= Selected passage =
== == ==

Inference Sizing
Rule of thumb for inference:
GPUs needed = Model_Size ÷ GPU_Memory
(leave 20-30% headroom for KV cache)
7B model (FP16 = 14 GB):
H100 (80GB): 1 GPU ✓
RTX 4090 (24GB): 1 GPU ✓
13B model (FP16 = 26 GB):
H100: 1 GPU ✓
RTX 4090: 2 GPUs (or INT4 = 1)
70B model (FP16 = 140 GB):
H100: 2 GPUs
B200 (192GB): 1 GPU ✓
MI300X (192GB): 1 GPU ✓
405B model (FP16 = 810 GB):
H100: ~12 GPUs
B200: ~5 GPUs
Training Sizing
Rule of thumb for training:
Memory = ~16 bytes × parameters
+ activations (varies with batch)
7B model training:
Memory: ~130-170 GB
H100s needed: 2-4
(with FSDP sharding)
13B model training:
Memory: ~250-350 GB
H100s needed: 4-8
70B model training:
Memory: ~1,300-1,700 GB
H100s needed: 16-32
405B model training:
Memory: ~7,500-10,000 GB
H100s needed: 128+
These are minimums. Production
training often uses 2-4x more
GPUs for faster throughput.
Key insight: Memory is the first constraint to check when planning any AI workload. Before worrying about TFLOPS, interconnects, or networking, ask: “Does my model fit?” If it doesn’t fit in GPU memory, nothing else matters until you solve that problem — either with more GPUs, quantization, or a smaller model.

== == ==

= Source material =

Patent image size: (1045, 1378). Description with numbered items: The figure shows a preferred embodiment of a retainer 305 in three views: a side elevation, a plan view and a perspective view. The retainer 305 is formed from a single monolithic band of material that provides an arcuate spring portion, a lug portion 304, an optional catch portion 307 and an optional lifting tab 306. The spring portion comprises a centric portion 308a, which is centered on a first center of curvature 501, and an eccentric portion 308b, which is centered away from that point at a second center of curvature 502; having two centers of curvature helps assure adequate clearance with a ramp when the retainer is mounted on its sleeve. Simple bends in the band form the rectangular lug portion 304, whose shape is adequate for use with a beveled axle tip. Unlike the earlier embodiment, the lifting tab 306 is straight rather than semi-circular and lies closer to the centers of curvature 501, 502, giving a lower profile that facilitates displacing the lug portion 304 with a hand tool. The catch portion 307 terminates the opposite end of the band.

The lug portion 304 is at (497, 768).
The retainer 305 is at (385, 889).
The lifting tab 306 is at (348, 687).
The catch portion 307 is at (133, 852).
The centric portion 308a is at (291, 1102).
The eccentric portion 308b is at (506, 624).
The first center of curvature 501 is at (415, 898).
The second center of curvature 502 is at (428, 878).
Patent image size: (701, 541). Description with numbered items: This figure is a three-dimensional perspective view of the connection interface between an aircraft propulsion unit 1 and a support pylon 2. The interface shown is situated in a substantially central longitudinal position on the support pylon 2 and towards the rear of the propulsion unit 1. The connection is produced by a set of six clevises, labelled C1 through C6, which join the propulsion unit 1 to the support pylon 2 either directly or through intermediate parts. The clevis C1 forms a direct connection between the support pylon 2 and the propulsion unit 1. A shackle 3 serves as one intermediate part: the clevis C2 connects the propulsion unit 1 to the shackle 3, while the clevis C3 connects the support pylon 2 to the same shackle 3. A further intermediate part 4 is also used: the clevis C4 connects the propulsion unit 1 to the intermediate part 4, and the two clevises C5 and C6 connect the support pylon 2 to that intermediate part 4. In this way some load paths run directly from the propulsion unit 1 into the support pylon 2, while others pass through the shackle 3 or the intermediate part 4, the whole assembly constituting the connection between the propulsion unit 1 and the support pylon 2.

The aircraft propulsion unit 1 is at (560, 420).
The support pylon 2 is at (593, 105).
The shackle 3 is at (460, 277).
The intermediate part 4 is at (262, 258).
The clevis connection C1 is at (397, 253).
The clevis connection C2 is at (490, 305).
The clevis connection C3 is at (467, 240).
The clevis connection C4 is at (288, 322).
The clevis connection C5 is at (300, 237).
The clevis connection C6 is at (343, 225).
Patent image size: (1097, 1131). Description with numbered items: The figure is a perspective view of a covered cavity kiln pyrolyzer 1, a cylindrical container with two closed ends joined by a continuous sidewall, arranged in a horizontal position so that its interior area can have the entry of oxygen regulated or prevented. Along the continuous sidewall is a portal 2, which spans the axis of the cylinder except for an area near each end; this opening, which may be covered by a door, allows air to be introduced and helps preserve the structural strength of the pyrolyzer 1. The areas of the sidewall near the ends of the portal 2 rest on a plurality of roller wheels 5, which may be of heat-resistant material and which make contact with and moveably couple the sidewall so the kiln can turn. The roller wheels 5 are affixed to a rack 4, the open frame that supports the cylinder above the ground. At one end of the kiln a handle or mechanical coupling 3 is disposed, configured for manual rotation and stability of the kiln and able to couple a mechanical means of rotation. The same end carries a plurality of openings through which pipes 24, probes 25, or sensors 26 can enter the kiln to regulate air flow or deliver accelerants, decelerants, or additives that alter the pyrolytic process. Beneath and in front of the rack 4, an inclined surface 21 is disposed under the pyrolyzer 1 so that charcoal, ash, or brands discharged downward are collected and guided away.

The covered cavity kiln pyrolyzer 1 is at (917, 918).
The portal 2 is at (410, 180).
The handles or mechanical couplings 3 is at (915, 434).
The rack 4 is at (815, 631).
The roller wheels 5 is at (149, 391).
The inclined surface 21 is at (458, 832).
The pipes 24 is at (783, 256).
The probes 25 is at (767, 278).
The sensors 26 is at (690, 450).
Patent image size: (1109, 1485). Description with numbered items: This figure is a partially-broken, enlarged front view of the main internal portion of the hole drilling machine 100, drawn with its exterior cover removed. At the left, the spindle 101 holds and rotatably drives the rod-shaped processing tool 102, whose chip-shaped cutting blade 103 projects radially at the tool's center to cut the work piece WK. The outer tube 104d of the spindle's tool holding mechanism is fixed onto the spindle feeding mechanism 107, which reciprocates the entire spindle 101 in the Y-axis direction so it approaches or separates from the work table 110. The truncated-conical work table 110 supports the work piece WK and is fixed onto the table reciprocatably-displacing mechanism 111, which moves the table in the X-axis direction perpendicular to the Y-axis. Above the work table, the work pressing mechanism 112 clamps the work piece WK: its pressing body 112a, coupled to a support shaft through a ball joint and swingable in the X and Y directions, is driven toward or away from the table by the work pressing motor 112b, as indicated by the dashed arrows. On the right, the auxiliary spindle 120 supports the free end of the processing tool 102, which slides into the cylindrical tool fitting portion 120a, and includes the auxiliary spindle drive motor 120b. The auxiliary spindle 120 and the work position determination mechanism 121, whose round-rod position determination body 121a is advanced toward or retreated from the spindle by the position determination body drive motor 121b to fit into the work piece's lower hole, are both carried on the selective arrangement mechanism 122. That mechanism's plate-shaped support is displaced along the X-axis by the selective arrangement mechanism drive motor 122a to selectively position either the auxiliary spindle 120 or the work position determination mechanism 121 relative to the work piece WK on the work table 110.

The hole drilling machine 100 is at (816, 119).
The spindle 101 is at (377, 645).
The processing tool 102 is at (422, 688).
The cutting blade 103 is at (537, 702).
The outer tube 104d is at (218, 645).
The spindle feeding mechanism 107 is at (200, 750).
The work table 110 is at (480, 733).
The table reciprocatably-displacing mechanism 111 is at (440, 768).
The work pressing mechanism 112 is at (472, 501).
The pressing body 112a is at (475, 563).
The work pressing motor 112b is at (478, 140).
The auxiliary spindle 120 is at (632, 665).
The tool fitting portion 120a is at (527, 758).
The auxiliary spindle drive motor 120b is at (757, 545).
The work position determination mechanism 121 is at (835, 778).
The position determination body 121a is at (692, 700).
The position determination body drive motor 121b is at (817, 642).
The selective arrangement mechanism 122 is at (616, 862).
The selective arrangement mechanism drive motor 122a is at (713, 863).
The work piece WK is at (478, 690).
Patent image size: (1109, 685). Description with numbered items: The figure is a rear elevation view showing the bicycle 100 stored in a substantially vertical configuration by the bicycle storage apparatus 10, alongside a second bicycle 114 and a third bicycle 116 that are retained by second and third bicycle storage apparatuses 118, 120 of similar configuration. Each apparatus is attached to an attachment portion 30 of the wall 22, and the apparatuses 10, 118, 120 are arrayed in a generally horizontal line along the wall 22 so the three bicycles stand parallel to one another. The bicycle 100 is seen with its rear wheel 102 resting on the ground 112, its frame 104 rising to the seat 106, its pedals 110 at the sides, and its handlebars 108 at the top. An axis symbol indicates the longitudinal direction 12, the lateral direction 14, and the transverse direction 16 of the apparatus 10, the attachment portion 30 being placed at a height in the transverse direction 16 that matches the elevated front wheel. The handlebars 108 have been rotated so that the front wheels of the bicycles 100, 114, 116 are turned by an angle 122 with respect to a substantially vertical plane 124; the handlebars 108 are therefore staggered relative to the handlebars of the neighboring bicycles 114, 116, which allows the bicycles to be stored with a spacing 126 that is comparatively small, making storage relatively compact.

== == ==

= Work to complete =
1. Answer these questions from the GPU sizing text:
(a) How many B200 GPUs are listed for inference with the 405B model?
(b) What memory range is given for training the 13B model?
(c) How much headroom does the inference rule of thumb say to leave for KV cache?
2. Translate this sentence from the GPU sizing text into Spanish: "If it doesn’t fit in GPU memory, nothing else matters until you solve that problem — either with more GPUs, quantization, or a smaller model."
3. Reproduce the part of the GPU sizing text that opens with the words containing "Inference Sizing" and closes with "(or INT4 = 1)".
The records have no connection to the GPU sizing text.

= Task solutions =
1.
(a) ~5 GPUs
(b) ~250-350 GB
(c) 20-30%

2. Si no cabe en la memoria de la GPU, nada más importa hasta que resuelvas ese problema, ya sea con más GPU, con cuantización o con un modelo más pequeño.

3.
Inference Sizing
Rule of thumb for inference:
GPUs needed = Model_Size ÷ GPU_Memory
(leave 20-30% headroom for KV cache)
7B model (FP16 = 14 GB):
H100 (80GB): 1 GPU ✓
RTX 4090 (24GB): 1 GPU ✓
13B model (FP16 = 26 GB):
H100: 1 GPU ✓
RTX 4090: 2 GPUs (or INT4 = 1)